[Exercise] Check every line of the entries for "below", and copy the lines that hold it.

[Records to process]
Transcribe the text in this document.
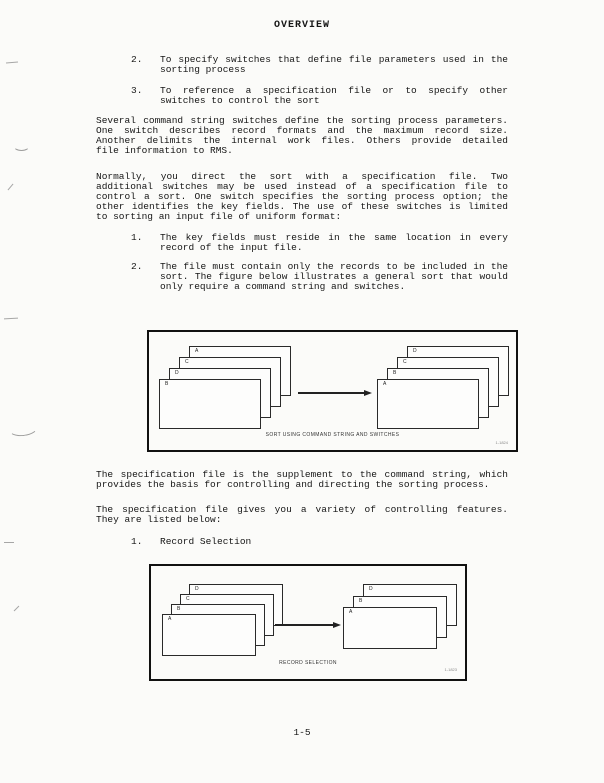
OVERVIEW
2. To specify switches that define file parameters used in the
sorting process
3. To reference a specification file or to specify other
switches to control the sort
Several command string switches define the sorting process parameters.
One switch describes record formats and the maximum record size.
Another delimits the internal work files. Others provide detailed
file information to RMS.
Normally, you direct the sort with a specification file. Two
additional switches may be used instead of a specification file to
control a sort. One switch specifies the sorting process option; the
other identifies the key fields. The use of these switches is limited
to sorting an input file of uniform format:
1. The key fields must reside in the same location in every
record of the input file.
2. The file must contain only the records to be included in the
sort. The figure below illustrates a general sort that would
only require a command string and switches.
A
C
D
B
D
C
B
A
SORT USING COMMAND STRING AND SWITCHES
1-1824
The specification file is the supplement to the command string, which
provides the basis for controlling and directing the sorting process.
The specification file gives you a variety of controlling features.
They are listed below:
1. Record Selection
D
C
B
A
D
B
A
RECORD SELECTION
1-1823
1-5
* * *
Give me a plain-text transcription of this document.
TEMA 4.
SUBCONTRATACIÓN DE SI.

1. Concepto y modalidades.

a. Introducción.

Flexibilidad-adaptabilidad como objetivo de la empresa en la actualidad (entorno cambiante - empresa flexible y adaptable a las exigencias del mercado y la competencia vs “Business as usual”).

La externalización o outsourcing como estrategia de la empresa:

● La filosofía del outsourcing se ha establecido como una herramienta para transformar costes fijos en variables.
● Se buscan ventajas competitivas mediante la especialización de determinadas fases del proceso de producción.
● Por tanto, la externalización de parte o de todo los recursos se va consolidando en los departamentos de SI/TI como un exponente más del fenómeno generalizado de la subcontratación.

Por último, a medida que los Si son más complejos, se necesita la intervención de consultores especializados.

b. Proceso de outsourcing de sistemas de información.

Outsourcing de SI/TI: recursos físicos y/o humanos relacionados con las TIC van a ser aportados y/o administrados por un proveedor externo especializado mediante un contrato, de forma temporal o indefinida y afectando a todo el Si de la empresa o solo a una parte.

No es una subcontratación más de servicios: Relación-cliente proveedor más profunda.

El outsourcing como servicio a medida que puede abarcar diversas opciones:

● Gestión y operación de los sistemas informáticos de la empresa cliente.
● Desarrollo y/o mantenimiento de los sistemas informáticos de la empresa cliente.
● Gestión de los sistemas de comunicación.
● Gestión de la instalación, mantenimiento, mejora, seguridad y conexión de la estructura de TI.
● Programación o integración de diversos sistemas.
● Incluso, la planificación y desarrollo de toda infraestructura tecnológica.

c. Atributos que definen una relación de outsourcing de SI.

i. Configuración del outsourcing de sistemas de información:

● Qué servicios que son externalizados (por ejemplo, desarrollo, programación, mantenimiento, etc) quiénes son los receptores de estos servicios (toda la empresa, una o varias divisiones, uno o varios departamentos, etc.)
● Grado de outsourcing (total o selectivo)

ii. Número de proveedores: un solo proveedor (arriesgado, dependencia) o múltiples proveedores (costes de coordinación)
...
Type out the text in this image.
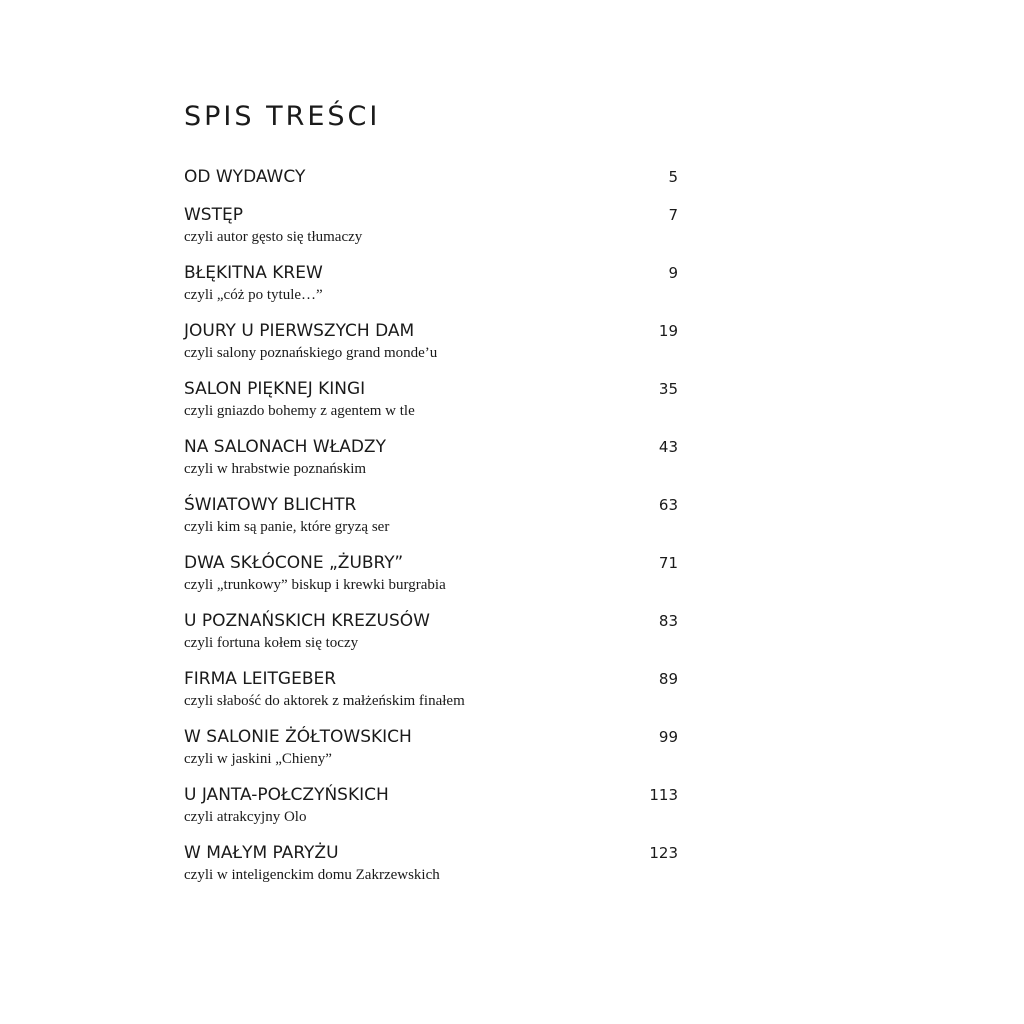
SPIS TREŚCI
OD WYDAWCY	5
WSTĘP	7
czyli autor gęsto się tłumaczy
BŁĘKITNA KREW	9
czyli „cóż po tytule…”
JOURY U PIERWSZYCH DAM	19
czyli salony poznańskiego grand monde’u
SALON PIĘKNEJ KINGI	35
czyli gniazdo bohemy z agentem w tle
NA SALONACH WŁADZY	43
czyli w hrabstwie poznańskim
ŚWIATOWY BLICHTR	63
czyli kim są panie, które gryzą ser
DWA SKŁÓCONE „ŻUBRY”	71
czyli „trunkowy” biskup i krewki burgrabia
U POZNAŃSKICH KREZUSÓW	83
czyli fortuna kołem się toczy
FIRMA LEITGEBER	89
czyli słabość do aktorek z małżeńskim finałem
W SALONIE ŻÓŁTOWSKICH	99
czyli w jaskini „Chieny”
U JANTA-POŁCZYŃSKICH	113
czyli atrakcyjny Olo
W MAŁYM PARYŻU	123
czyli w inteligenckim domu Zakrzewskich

[Task answer]
sort. The figure below illustrates a general sort that would
They are listed below:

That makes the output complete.